* INFORMATION SUPPLIED
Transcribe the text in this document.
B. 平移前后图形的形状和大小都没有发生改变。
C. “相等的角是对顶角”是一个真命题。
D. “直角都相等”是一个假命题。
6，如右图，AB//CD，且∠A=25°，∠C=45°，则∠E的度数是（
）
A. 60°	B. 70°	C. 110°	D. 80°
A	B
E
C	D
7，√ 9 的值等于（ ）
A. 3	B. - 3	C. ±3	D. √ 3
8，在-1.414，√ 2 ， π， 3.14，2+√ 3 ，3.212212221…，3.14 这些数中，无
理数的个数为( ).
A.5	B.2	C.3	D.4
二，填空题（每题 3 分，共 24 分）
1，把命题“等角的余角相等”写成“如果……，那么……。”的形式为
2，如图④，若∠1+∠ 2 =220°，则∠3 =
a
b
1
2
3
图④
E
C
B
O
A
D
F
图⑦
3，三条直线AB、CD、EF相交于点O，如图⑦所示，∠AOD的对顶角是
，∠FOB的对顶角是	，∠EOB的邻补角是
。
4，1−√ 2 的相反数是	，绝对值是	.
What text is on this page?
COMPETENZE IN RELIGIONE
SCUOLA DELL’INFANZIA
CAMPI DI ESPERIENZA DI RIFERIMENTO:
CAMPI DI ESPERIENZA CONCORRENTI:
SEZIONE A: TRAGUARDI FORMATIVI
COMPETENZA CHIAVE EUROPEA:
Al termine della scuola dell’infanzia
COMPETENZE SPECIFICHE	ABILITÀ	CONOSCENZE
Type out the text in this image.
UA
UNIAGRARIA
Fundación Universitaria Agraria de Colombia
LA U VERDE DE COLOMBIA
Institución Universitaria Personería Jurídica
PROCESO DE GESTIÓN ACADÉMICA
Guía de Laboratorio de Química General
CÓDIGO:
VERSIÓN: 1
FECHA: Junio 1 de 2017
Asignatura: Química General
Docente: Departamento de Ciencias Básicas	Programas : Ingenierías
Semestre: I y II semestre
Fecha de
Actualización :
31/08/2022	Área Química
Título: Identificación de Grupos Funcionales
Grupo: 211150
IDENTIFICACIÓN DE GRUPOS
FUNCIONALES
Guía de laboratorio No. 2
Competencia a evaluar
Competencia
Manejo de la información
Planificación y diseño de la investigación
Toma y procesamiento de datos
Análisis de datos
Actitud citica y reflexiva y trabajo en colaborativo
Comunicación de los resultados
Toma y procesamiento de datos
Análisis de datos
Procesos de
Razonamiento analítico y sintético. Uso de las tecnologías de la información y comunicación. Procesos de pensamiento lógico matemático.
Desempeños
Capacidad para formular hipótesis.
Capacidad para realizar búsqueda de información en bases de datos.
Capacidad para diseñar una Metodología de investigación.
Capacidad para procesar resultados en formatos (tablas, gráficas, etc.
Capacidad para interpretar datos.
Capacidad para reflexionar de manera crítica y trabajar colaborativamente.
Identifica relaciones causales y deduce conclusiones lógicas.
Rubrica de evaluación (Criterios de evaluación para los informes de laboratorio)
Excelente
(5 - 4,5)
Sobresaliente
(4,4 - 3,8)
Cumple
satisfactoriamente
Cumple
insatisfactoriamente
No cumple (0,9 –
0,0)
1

* WORK TO BE COMPLETED
Please quote the data above in full, with no line missing.

* ANSWER IN FULL
Transcribe the text in this document.
B. 平移前后图形的形状和大小都没有发生改变。
C. “相等的角是对顶角”是一个真命题。
D. “直角都相等”是一个假命题。
6，如右图，AB//CD，且∠A=25°，∠C=45°，则∠E的度数是（
）
A. 60°	B. 70°	C. 110°	D. 80°
A	B
E
C	D
7，√ 9 的值等于（ ）
A. 3	B. - 3	C. ±3	D. √ 3
8，在-1.414，√ 2 ， π， 3.14，2+√ 3 ，3.212212221…，3.14 这些数中，无
理数的个数为( ).
A.5	B.2	C.3	D.4
二，填空题（每题 3 分，共 24 分）
1，把命题“等角的余角相等”写成“如果……，那么……。”的形式为
2，如图④，若∠1+∠ 2 =220°，则∠3 =
a
b
1
2
3
图④
E
C
B
O
A
D
F
图⑦
3，三条直线AB、CD、EF相交于点O，如图⑦所示，∠AOD的对顶角是
，∠FOB的对顶角是	，∠EOB的邻补角是
。
4，1−√ 2 的相反数是	，绝对值是	.
What text is on this page?
COMPETENZE IN RELIGIONE
SCUOLA DELL’INFANZIA
CAMPI DI ESPERIENZA DI RIFERIMENTO:
CAMPI DI ESPERIENZA CONCORRENTI:
SEZIONE A: TRAGUARDI FORMATIVI
COMPETENZA CHIAVE EUROPEA:
Al termine della scuola dell’infanzia
COMPETENZE SPECIFICHE	ABILITÀ	CONOSCENZE
Type out the text in this image.
UA
UNIAGRARIA
Fundación Universitaria Agraria de Colombia
LA U VERDE DE COLOMBIA
Institución Universitaria Personería Jurídica
PROCESO DE GESTIÓN ACADÉMICA
Guía de Laboratorio de Química General
CÓDIGO:
VERSIÓN: 1
FECHA: Junio 1 de 2017
Asignatura: Química General
Docente: Departamento de Ciencias Básicas	Programas : Ingenierías
Semestre: I y II semestre
Fecha de
Actualización :
31/08/2022	Área Química
Título: Identificación de Grupos Funcionales
Grupo: 211150
IDENTIFICACIÓN DE GRUPOS
FUNCIONALES
Guía de laboratorio No. 2
Competencia a evaluar
Competencia
Manejo de la información
Planificación y diseño de la investigación
Toma y procesamiento de datos
Análisis de datos
Actitud citica y reflexiva y trabajo en colaborativo
Comunicación de los resultados
Toma y procesamiento de datos
Análisis de datos
Procesos de
Razonamiento analítico y sintético. Uso de las tecnologías de la información y comunicación. Procesos de pensamiento lógico matemático.
Desempeños
Capacidad para formular hipótesis.
Capacidad para realizar búsqueda de información en bases de datos.
Capacidad para diseñar una Metodología de investigación.
Capacidad para procesar resultados en formatos (tablas, gráficas, etc.
Capacidad para interpretar datos.
Capacidad para reflexionar de manera crítica y trabajar colaborativamente.
Identifica relaciones causales y deduce conclusiones lógicas.
Rubrica de evaluación (Criterios de evaluación para los informes de laboratorio)
Excelente
(5 - 4,5)
Sobresaliente
(4,4 - 3,8)
Cumple
satisfactoriamente
Cumple
insatisfactoriamente
No cumple (0,9 –
0,0)
1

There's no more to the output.